Locate and copy all lines bearing the word "favicon".
---- DATA SUPPLIED
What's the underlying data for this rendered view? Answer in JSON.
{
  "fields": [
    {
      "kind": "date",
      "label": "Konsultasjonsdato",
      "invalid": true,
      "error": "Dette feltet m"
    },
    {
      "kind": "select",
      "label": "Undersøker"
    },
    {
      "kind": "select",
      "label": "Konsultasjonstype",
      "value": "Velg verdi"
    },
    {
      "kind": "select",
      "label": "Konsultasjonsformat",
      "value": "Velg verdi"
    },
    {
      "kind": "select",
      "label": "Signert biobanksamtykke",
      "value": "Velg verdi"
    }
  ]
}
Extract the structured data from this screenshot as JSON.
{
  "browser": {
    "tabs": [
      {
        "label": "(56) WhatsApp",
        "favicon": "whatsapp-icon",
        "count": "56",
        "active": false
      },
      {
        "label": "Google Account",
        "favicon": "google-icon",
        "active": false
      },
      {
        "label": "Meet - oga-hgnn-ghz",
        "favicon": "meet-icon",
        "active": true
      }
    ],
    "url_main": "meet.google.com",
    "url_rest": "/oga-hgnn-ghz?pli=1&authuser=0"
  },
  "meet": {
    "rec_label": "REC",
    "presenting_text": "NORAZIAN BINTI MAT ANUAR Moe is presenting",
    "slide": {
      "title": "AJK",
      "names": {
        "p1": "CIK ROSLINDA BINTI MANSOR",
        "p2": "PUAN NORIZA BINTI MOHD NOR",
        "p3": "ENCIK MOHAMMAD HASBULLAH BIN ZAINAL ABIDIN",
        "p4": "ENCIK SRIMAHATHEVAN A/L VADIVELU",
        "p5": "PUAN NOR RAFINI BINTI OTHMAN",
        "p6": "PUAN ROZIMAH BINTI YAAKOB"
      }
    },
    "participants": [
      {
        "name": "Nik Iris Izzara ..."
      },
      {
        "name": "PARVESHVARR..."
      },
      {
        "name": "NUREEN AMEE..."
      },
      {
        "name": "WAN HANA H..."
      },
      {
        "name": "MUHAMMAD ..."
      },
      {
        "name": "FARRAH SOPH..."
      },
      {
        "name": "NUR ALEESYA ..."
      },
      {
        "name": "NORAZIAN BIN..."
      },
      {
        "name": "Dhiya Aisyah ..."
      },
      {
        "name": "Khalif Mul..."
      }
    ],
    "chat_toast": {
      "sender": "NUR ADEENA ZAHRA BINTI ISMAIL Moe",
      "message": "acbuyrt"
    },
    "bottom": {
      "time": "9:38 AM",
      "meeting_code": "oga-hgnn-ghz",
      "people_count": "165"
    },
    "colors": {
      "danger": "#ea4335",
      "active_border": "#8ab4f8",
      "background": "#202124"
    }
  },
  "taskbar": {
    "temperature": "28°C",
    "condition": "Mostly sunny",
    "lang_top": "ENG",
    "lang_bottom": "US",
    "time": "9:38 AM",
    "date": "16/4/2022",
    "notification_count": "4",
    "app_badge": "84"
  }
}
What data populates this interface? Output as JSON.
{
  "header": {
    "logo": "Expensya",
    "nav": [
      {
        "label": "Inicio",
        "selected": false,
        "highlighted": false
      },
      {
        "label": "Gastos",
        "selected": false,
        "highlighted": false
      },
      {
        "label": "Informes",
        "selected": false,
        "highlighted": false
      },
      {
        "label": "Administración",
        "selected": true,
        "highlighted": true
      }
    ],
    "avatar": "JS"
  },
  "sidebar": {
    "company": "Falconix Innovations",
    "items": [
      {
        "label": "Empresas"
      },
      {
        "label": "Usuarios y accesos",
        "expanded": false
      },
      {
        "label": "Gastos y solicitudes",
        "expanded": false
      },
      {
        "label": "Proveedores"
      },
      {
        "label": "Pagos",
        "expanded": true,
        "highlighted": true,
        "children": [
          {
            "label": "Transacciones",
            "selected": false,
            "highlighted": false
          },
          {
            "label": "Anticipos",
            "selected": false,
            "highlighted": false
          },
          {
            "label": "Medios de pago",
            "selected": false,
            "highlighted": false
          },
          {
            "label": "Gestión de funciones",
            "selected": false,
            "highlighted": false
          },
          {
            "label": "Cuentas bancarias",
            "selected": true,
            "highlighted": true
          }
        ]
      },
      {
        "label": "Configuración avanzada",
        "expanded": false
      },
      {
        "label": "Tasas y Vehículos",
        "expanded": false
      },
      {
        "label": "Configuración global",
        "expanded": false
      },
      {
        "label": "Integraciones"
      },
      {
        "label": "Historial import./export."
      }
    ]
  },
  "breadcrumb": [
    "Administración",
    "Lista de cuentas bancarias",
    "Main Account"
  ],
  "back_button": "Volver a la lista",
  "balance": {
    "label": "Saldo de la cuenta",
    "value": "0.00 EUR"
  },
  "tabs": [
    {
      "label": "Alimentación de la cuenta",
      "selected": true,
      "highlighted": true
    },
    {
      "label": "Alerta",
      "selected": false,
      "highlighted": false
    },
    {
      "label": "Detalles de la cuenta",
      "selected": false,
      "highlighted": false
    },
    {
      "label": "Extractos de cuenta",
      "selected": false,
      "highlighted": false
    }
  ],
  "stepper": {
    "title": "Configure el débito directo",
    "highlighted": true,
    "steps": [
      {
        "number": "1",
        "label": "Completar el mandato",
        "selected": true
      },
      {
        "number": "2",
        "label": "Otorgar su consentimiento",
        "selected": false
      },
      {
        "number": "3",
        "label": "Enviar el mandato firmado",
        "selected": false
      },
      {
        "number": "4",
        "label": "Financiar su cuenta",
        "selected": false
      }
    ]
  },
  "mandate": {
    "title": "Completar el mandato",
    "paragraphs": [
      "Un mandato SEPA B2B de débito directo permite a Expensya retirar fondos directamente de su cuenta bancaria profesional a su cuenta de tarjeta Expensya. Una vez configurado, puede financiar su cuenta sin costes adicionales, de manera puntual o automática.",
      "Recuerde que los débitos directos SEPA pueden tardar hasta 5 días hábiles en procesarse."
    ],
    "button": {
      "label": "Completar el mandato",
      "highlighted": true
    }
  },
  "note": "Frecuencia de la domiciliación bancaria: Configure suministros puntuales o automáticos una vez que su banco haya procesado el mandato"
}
--------
> [COMPLETE ANSWER]:
        "favicon": "whatsapp-icon",
        "favicon": "google-icon",
        "favicon": "meet-icon",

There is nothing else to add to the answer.